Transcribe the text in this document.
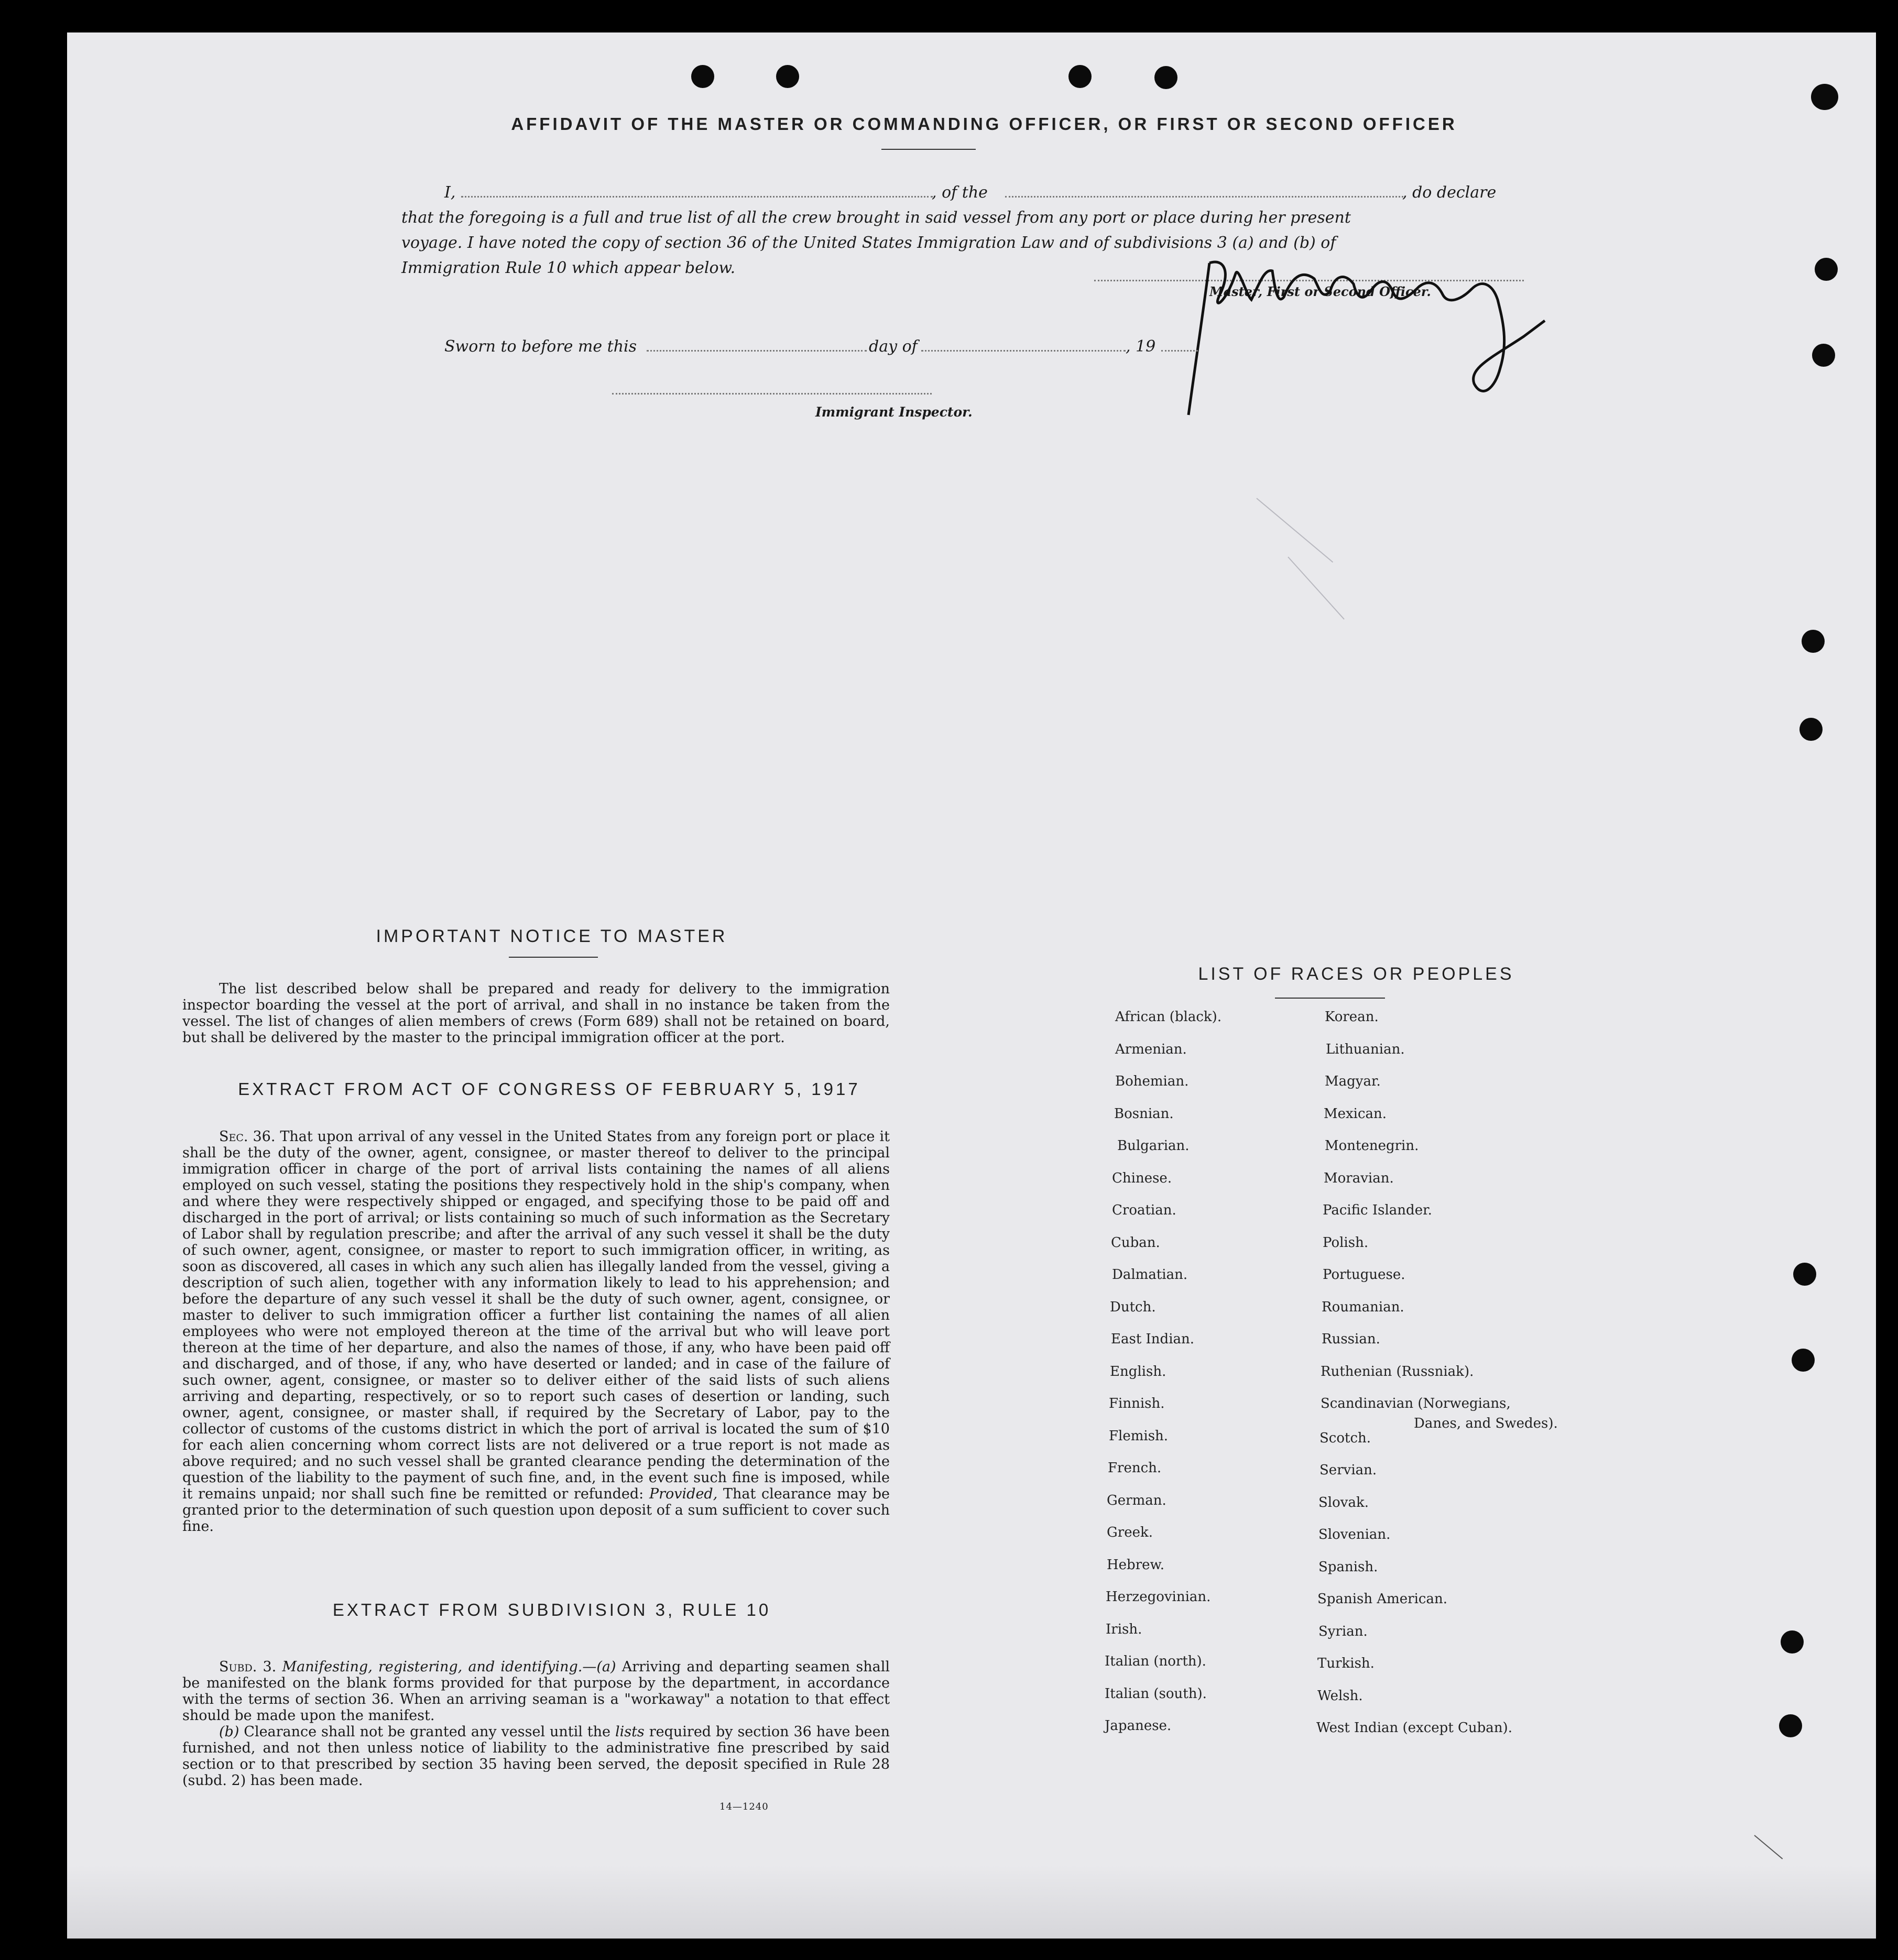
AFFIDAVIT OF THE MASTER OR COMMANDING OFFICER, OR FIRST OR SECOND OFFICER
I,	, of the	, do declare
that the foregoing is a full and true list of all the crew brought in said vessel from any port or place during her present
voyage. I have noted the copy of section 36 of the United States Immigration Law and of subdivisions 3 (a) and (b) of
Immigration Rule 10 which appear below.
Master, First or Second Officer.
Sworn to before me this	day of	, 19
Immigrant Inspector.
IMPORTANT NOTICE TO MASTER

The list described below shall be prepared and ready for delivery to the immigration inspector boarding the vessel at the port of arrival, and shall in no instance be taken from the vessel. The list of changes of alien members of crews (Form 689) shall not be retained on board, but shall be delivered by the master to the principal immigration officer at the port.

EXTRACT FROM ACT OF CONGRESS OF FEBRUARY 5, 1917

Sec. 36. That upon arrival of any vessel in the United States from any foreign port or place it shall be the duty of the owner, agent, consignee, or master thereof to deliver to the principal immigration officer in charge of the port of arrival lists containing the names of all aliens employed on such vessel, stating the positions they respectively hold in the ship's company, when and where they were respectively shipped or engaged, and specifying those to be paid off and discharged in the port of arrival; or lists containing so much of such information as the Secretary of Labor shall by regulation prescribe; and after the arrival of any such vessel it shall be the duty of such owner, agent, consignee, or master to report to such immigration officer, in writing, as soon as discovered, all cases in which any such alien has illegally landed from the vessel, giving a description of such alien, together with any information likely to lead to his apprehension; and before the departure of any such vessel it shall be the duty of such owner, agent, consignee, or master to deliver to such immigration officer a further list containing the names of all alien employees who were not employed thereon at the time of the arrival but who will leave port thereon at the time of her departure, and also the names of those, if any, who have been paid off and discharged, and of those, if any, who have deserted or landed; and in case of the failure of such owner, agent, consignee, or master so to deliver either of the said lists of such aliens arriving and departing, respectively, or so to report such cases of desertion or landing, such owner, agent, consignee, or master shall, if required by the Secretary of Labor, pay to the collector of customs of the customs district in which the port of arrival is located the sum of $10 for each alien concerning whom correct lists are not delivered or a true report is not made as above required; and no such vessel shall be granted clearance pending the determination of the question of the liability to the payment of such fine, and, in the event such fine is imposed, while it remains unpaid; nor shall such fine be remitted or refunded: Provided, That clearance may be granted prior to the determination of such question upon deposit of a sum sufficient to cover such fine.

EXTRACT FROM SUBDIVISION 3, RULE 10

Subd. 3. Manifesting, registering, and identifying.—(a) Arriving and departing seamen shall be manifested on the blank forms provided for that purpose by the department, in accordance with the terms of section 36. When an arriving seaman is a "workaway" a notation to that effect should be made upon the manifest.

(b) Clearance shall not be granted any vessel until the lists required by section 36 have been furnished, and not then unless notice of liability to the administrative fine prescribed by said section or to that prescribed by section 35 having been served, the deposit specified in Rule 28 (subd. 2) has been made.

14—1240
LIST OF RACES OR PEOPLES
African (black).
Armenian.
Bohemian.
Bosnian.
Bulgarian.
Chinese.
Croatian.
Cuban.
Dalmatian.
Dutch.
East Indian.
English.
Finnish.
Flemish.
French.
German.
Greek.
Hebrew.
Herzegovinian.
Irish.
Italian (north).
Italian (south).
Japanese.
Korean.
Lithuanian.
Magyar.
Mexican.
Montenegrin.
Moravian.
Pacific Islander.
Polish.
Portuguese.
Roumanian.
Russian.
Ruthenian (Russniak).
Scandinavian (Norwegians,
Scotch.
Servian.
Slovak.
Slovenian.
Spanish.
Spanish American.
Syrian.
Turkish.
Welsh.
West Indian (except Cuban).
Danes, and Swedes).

----

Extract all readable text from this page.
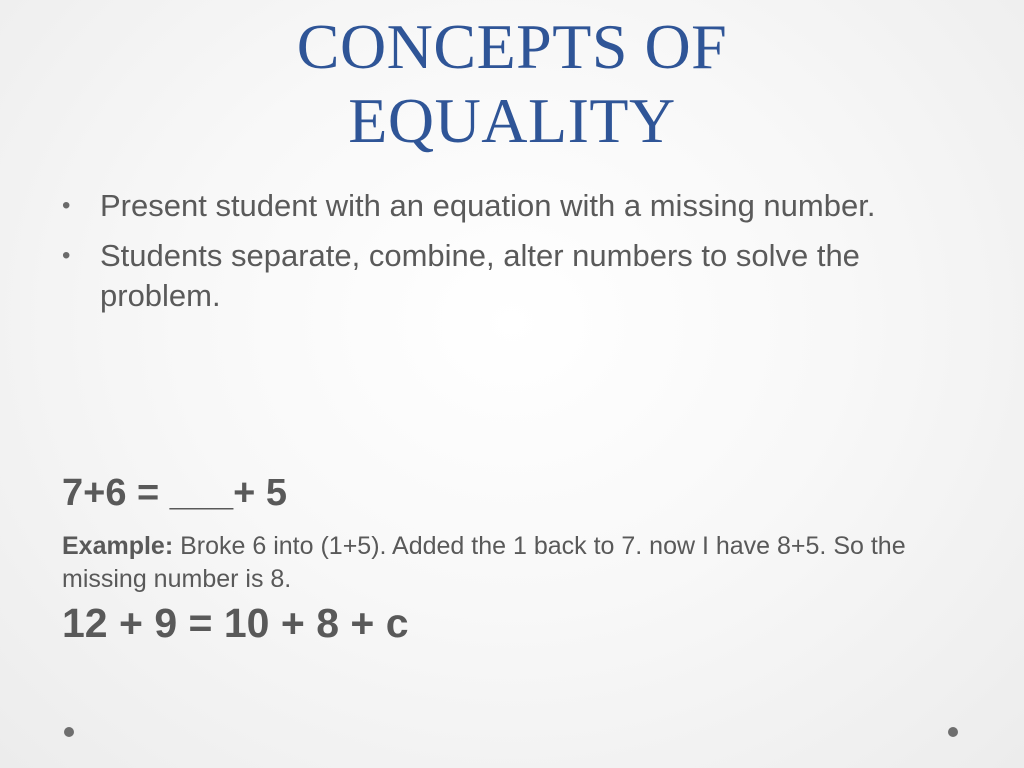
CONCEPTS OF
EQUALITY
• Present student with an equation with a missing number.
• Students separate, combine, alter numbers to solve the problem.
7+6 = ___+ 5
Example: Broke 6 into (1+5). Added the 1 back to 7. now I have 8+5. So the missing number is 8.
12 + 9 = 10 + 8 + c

----

**PROBLEM REQUIREMENTS**
Pick each line holding the word "text" out of the data and copy it.

**ANSWER IN FULL**
Transcribe the text in this document.
Extract all readable text from this page.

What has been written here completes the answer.